## Written exercise
Gather every line of the data below that contains the string "Vermeiden", copying each one in full. Matching is case-sensitive.

[Coordinate annotation records]
* * * *
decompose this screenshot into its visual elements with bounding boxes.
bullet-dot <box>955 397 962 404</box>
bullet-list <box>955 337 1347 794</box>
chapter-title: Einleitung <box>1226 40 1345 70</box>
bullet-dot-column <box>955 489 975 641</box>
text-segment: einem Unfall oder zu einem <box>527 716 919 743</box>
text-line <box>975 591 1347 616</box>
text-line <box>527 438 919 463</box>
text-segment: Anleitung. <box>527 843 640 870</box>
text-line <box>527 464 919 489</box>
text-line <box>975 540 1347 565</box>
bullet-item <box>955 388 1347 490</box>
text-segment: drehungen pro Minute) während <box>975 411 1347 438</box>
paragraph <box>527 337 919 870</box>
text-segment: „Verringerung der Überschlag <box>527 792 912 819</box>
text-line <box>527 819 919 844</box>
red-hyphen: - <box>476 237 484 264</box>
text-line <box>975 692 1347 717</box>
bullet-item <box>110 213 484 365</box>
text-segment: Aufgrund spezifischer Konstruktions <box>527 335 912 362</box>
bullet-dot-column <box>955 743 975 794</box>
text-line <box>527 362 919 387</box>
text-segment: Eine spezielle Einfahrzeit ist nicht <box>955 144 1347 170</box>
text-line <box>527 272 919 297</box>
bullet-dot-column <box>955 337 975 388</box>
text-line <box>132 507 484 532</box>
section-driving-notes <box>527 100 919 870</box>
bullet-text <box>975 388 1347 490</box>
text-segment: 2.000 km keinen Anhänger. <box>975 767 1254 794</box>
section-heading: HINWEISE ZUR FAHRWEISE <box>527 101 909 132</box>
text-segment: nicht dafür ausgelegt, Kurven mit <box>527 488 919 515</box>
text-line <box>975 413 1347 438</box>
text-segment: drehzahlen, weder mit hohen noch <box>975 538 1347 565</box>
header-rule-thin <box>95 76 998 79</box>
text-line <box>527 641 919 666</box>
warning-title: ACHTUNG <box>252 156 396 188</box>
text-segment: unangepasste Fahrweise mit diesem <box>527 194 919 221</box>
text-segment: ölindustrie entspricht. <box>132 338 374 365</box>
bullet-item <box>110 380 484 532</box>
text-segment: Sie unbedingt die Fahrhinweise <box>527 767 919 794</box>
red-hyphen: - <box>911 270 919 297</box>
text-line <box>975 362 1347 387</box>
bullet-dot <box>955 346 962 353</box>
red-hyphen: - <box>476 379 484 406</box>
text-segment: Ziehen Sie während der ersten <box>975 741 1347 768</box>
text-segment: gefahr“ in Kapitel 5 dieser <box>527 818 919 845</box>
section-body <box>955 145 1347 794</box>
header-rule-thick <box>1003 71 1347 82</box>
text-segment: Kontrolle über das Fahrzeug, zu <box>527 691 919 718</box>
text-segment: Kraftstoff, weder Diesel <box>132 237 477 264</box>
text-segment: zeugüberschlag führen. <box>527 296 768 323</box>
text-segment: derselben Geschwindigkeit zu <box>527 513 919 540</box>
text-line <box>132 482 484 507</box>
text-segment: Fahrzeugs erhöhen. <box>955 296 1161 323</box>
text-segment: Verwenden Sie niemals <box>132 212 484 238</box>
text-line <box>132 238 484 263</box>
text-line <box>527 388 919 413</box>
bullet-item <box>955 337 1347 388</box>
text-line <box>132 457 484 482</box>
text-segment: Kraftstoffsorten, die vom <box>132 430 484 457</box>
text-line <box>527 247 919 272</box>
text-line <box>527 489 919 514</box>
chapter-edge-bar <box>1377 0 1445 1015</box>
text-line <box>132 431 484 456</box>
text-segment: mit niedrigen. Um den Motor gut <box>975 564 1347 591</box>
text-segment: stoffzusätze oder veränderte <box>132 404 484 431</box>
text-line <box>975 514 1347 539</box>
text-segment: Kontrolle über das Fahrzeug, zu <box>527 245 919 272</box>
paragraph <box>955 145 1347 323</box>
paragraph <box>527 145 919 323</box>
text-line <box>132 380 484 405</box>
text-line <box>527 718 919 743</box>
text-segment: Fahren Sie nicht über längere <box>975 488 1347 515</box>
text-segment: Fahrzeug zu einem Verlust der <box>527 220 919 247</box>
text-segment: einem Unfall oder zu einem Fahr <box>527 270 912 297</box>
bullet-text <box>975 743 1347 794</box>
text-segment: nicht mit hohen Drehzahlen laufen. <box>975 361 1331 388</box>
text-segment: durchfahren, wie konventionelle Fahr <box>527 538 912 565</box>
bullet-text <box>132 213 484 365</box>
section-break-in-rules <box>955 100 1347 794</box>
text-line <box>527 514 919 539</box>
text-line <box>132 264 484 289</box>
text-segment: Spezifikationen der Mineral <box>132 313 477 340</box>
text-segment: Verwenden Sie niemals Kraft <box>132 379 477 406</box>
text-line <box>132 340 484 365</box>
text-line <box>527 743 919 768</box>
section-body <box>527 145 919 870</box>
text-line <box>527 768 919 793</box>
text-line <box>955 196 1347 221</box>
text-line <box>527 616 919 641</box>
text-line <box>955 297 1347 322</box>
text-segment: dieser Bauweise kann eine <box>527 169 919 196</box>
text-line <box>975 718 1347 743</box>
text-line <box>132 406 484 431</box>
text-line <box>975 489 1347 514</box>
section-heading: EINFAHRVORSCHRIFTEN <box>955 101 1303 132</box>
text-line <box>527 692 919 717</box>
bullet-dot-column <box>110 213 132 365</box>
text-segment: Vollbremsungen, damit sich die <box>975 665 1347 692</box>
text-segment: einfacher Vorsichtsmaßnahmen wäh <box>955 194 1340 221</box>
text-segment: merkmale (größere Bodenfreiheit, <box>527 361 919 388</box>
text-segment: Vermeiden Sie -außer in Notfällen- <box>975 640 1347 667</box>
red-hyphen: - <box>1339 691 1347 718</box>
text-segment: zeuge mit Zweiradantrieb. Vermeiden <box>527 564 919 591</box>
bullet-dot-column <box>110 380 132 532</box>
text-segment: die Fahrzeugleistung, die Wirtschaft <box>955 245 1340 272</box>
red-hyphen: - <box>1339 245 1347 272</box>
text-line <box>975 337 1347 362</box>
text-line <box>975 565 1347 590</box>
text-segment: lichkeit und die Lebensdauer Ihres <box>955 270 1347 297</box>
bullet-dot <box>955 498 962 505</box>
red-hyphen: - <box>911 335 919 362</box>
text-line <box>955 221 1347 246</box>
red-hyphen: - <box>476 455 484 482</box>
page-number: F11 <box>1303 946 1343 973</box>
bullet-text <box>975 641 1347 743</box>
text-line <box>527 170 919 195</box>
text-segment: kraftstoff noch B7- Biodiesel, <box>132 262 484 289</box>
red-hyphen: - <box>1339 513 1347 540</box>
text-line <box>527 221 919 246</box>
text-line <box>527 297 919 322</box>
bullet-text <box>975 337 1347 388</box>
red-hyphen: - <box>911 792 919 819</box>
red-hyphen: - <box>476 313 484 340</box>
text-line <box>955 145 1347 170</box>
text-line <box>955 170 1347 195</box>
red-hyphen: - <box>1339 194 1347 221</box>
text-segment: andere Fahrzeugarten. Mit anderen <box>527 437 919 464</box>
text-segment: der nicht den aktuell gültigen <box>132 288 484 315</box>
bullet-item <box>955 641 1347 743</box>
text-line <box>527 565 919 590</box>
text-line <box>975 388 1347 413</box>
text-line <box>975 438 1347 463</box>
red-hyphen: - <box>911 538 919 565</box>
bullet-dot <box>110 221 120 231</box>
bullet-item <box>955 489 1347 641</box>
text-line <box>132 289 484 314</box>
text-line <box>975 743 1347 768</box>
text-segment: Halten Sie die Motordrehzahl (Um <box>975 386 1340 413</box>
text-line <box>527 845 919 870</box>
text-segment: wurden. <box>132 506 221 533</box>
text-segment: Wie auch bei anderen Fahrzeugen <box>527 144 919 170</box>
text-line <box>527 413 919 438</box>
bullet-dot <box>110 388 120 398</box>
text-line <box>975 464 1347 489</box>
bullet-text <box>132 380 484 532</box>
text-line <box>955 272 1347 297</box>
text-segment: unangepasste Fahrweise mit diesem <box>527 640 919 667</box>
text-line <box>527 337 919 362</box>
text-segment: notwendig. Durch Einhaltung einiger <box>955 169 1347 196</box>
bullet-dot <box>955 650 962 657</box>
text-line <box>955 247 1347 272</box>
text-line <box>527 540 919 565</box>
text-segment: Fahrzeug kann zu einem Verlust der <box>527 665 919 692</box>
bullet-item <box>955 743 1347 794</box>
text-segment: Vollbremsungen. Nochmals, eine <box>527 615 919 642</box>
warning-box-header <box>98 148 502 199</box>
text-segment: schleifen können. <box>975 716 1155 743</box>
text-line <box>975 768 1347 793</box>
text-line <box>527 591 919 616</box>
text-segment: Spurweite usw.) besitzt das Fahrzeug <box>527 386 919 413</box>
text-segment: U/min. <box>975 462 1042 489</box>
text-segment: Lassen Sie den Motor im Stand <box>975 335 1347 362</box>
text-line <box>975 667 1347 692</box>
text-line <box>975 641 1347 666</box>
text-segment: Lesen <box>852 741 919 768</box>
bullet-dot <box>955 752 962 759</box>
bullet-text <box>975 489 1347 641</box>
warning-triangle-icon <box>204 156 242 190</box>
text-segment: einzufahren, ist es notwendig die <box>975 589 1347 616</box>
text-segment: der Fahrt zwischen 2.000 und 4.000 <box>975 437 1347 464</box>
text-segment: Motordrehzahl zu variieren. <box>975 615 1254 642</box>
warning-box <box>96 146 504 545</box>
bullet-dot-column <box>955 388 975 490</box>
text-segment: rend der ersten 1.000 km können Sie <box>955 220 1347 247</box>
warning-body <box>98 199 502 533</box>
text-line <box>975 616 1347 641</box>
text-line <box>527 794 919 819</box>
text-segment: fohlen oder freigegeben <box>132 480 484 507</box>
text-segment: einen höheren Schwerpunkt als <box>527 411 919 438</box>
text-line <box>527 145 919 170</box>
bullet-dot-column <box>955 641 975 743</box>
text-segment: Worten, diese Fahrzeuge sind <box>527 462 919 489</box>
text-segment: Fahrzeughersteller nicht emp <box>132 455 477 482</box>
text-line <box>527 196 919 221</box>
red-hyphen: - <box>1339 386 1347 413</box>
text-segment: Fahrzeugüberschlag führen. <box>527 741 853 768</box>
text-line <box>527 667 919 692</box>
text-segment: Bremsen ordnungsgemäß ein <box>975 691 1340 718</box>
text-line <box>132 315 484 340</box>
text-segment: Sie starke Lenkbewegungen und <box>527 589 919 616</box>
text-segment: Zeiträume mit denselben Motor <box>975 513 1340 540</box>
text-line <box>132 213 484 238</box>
* * * *
## Result of the task
text-segment: Vermeiden Sie -außer in Notfällen- <box>975 640 1347 667</box>
text-segment: zeuge mit Zweiradantrieb. Vermeiden <box>527 564 919 591</box>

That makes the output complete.